(Dataset items)
* * *
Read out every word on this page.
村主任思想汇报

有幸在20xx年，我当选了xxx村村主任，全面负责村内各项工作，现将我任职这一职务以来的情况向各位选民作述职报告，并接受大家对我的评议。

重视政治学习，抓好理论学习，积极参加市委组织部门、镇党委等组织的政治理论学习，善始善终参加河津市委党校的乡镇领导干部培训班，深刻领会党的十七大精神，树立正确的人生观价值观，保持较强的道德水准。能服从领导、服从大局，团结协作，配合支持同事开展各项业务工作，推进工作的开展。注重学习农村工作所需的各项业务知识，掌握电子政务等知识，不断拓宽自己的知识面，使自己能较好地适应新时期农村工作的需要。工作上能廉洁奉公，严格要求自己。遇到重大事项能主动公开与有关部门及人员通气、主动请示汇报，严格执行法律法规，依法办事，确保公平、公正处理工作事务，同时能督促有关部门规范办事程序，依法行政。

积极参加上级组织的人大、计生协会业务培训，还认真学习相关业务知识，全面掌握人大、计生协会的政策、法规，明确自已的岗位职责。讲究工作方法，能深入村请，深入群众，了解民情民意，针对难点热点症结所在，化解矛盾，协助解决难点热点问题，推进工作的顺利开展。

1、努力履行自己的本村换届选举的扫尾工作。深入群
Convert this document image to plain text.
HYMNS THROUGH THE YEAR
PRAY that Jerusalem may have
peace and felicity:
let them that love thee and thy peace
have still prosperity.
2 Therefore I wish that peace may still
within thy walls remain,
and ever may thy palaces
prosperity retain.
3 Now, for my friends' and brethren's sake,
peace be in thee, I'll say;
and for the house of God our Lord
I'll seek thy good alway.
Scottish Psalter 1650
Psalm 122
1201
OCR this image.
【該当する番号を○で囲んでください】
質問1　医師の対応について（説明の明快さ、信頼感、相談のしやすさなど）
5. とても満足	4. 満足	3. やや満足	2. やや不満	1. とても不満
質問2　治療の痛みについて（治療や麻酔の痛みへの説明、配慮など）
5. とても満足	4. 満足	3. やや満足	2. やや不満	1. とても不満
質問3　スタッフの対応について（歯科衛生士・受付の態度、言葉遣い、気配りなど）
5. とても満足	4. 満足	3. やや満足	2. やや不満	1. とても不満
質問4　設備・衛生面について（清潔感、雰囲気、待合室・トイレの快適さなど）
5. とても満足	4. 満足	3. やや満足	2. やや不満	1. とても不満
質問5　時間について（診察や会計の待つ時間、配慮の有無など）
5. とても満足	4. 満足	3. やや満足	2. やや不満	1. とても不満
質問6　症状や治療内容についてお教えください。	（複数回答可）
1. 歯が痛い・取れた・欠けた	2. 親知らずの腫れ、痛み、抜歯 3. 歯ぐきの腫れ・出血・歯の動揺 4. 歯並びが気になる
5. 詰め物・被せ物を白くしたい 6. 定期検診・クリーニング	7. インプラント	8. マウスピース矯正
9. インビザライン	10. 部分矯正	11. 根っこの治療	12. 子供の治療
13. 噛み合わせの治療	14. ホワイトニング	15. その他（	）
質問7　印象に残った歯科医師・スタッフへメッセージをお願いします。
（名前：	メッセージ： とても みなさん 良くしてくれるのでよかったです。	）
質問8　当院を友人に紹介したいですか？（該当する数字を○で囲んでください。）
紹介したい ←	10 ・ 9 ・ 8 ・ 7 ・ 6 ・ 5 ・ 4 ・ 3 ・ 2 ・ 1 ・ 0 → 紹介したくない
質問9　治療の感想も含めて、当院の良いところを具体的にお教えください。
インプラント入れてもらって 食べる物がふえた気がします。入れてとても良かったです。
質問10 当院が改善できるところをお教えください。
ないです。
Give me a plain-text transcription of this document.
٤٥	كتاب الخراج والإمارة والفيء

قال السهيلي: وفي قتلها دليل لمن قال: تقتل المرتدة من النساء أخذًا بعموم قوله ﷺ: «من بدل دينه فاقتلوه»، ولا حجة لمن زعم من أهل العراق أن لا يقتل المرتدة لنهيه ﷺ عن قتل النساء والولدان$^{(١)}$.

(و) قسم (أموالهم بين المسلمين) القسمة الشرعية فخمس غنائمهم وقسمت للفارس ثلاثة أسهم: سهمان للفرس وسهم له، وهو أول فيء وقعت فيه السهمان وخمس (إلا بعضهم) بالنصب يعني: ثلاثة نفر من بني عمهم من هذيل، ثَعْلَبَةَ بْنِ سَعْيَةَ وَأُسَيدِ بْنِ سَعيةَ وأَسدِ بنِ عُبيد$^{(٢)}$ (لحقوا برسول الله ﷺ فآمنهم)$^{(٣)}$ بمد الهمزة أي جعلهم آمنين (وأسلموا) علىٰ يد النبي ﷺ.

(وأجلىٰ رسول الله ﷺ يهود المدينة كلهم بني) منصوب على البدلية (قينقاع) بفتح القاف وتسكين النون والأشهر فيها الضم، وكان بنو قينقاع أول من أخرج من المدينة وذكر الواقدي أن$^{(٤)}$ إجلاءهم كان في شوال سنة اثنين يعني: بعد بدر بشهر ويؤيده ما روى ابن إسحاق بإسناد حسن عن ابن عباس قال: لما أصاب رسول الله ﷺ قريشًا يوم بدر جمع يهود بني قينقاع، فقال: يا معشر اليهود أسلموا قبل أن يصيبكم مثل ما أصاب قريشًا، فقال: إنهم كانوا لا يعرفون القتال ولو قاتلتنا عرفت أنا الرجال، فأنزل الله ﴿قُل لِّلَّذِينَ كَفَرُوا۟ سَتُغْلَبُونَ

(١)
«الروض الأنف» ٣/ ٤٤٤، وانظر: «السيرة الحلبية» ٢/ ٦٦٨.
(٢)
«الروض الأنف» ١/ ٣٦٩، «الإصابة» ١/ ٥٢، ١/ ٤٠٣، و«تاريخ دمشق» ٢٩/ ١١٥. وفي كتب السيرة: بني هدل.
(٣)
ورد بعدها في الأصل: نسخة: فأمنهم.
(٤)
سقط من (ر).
* * *
Copy the material above verbatim.

Read out every word on this page.
村主任思想汇报

有幸在20xx年，我当选了xxx村村主任，全面负责村内各项工作，现将我任职这一职务以来的情况向各位选民作述职报告，并接受大家对我的评议。

重视政治学习，抓好理论学习，积极参加市委组织部门、镇党委等组织的政治理论学习，善始善终参加河津市委党校的乡镇领导干部培训班，深刻领会党的十七大精神，树立正确的人生观价值观，保持较强的道德水准。能服从领导、服从大局，团结协作，配合支持同事开展各项业务工作，推进工作的开展。注重学习农村工作所需的各项业务知识，掌握电子政务等知识，不断拓宽自己的知识面，使自己能较好地适应新时期农村工作的需要。工作上能廉洁奉公，严格要求自己。遇到重大事项能主动公开与有关部门及人员通气、主动请示汇报，严格执行法律法规，依法办事，确保公平、公正处理工作事务，同时能督促有关部门规范办事程序，依法行政。

积极参加上级组织的人大、计生协会业务培训，还认真学习相关业务知识，全面掌握人大、计生协会的政策、法规，明确自已的岗位职责。讲究工作方法，能深入村请，深入群众，了解民情民意，针对难点热点症结所在，化解矛盾，协助解决难点热点问题，推进工作的顺利开展。

1、努力履行自己的本村换届选举的扫尾工作。深入群
Convert this document image to plain text.
HYMNS THROUGH THE YEAR
PRAY that Jerusalem may have
peace and felicity:
let them that love thee and thy peace
have still prosperity.
2 Therefore I wish that peace may still
within thy walls remain,
and ever may thy palaces
prosperity retain.
3 Now, for my friends' and brethren's sake,
peace be in thee, I'll say;
and for the house of God our Lord
I'll seek thy good alway.
Scottish Psalter 1650
Psalm 122
1201
OCR this image.
【該当する番号を○で囲んでください】
質問1　医師の対応について（説明の明快さ、信頼感、相談のしやすさなど）
5. とても満足	4. 満足	3. やや満足	2. やや不満	1. とても不満
質問2　治療の痛みについて（治療や麻酔の痛みへの説明、配慮など）
5. とても満足	4. 満足	3. やや満足	2. やや不満	1. とても不満
質問3　スタッフの対応について（歯科衛生士・受付の態度、言葉遣い、気配りなど）
5. とても満足	4. 満足	3. やや満足	2. やや不満	1. とても不満
質問4　設備・衛生面について（清潔感、雰囲気、待合室・トイレの快適さなど）
5. とても満足	4. 満足	3. やや満足	2. やや不満	1. とても不満
質問5　時間について（診察や会計の待つ時間、配慮の有無など）
5. とても満足	4. 満足	3. やや満足	2. やや不満	1. とても不満
質問6　症状や治療内容についてお教えください。	（複数回答可）
1. 歯が痛い・取れた・欠けた	2. 親知らずの腫れ、痛み、抜歯 3. 歯ぐきの腫れ・出血・歯の動揺 4. 歯並びが気になる
5. 詰め物・被せ物を白くしたい 6. 定期検診・クリーニング	7. インプラント	8. マウスピース矯正
9. インビザライン	10. 部分矯正	11. 根っこの治療	12. 子供の治療
13. 噛み合わせの治療	14. ホワイトニング	15. その他（	）
質問7　印象に残った歯科医師・スタッフへメッセージをお願いします。
（名前：	メッセージ： とても みなさん 良くしてくれるのでよかったです。	）
質問8　当院を友人に紹介したいですか？（該当する数字を○で囲んでください。）
紹介したい ←	10 ・ 9 ・ 8 ・ 7 ・ 6 ・ 5 ・ 4 ・ 3 ・ 2 ・ 1 ・ 0 → 紹介したくない
質問9　治療の感想も含めて、当院の良いところを具体的にお教えください。
インプラント入れてもらって 食べる物がふえた気がします。入れてとても良かったです。
質問10 当院が改善できるところをお教えください。
ないです。
Give me a plain-text transcription of this document.
٤٥	كتاب الخراج والإمارة والفيء

قال السهيلي: وفي قتلها دليل لمن قال: تقتل المرتدة من النساء أخذًا بعموم قوله ﷺ: «من بدل دينه فاقتلوه»، ولا حجة لمن زعم من أهل العراق أن لا يقتل المرتدة لنهيه ﷺ عن قتل النساء والولدان$^{(١)}$.

(و) قسم (أموالهم بين المسلمين) القسمة الشرعية فخمس غنائمهم وقسمت للفارس ثلاثة أسهم: سهمان للفرس وسهم له، وهو أول فيء وقعت فيه السهمان وخمس (إلا بعضهم) بالنصب يعني: ثلاثة نفر من بني عمهم من هذيل، ثَعْلَبَةَ بْنِ سَعْيَةَ وَأُسَيدِ بْنِ سَعيةَ وأَسدِ بنِ عُبيد$^{(٢)}$ (لحقوا برسول الله ﷺ فآمنهم)$^{(٣)}$ بمد الهمزة أي جعلهم آمنين (وأسلموا) علىٰ يد النبي ﷺ.

(وأجلىٰ رسول الله ﷺ يهود المدينة كلهم بني) منصوب على البدلية (قينقاع) بفتح القاف وتسكين النون والأشهر فيها الضم، وكان بنو قينقاع أول من أخرج من المدينة وذكر الواقدي أن$^{(٤)}$ إجلاءهم كان في شوال سنة اثنين يعني: بعد بدر بشهر ويؤيده ما روى ابن إسحاق بإسناد حسن عن ابن عباس قال: لما أصاب رسول الله ﷺ قريشًا يوم بدر جمع يهود بني قينقاع، فقال: يا معشر اليهود أسلموا قبل أن يصيبكم مثل ما أصاب قريشًا، فقال: إنهم كانوا لا يعرفون القتال ولو قاتلتنا عرفت أنا الرجال، فأنزل الله ﴿قُل لِّلَّذِينَ كَفَرُوا۟ سَتُغْلَبُونَ

(١)
«الروض الأنف» ٣/ ٤٤٤، وانظر: «السيرة الحلبية» ٢/ ٦٦٨.
(٢)
«الروض الأنف» ١/ ٣٦٩، «الإصابة» ١/ ٥٢، ١/ ٤٠٣، و«تاريخ دمشق» ٢٩/ ١١٥. وفي كتب السيرة: بني هدل.
(٣)
ورد بعدها في الأصل: نسخة: فأمنهم.
(٤)
سقط من (ر).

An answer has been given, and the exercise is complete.